Complete the following:
1) In the blogging passage, update the part that begins at the words "Luckily we’re nearly" and stops after "poorly lit warehouse.", replacing "LJ" with "LiveJournal".
2) List every two-letter abbreviation for a blogging platform that appears in the blogging passage.
3) According to the blogging passage, when did the writer come back from Japan?

Luckily we’re nearly up to the present, because in May 2010 I went to Japan and when I came back in fall 2011, Tumblr had entered the scene, Twitter was getting crowded, and I had given up on LJ almost completely, as fewer and fewer of my friends were still logging in and blogging.

I have a Tumblr now – several in fact – some that I keep under wraps, and one that I’ve linked to from my About page on this blog. I’ve had conversations with other Tumblr users who tell me frankly that they like Tumblr because it’s about the last (popular) blogging platform on the internet that they feel affords them anonymity. Anonymous blogging on LJ, IJ, DJ, DW, or heck, even Blogspot/Blogger or Xanga is still a thing, but it feels less like joining a community of likeminded individuals and more like shouting into an empty, poorly lit warehouse.

Entries taken from a collection:
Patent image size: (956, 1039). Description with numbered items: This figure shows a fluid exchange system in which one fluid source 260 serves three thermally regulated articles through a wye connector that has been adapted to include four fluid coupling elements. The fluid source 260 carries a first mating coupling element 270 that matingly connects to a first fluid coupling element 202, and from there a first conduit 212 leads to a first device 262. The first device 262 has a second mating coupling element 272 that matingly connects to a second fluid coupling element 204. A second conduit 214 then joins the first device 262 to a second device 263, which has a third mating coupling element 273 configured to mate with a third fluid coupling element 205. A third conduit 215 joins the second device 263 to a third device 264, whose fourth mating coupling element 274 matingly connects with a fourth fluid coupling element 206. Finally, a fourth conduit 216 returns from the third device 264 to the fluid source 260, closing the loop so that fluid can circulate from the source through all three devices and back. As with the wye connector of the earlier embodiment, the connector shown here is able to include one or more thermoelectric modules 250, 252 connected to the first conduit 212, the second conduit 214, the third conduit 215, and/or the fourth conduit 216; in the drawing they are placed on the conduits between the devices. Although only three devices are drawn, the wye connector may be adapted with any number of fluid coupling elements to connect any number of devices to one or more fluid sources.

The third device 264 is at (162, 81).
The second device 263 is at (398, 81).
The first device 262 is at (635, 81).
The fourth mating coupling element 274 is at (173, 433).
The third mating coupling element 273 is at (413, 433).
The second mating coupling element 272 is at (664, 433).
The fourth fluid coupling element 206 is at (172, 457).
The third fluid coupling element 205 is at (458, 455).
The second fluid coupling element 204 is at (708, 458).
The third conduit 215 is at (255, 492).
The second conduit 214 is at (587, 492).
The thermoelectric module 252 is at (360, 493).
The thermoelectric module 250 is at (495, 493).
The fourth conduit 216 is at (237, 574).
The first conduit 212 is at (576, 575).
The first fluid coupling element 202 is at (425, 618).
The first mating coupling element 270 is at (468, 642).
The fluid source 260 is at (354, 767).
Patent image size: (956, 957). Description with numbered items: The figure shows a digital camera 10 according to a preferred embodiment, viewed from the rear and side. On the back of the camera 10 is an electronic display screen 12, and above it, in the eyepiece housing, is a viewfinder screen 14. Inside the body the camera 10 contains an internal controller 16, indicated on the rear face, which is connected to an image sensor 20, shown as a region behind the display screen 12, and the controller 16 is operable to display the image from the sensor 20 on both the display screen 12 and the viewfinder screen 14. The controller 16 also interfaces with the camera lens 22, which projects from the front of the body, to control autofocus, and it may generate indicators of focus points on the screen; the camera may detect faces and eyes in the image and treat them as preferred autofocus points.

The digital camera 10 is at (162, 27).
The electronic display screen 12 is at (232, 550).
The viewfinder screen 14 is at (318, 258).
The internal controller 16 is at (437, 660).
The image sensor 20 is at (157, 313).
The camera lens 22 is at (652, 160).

Answer list:
1)
Luckily we’re nearly up to the present, because in May 2010 I went to Japan and when I came back in fall 2011, Tumblr had entered the scene, Twitter was getting crowded, and I had given up on LiveJournal almost completely, as fewer and fewer of my friends were still logging in and blogging.

I have a Tumblr now – several in fact – some that I keep under wraps, and one that I’ve linked to from my About page on this blog. I’ve had conversations with other Tumblr users who tell me frankly that they like Tumblr because it’s about the last (popular) blogging platform on the internet that they feel affords them anonymity. Anonymous blogging on LiveJournal, IJ, DJ, DW, or heck, even Blogspot/Blogger or Xanga is still a thing, but it feels less like joining a community of likeminded individuals and more like shouting into an empty, poorly lit warehouse.

2) LJ, IJ, DJ, DW

3) In fall 2011.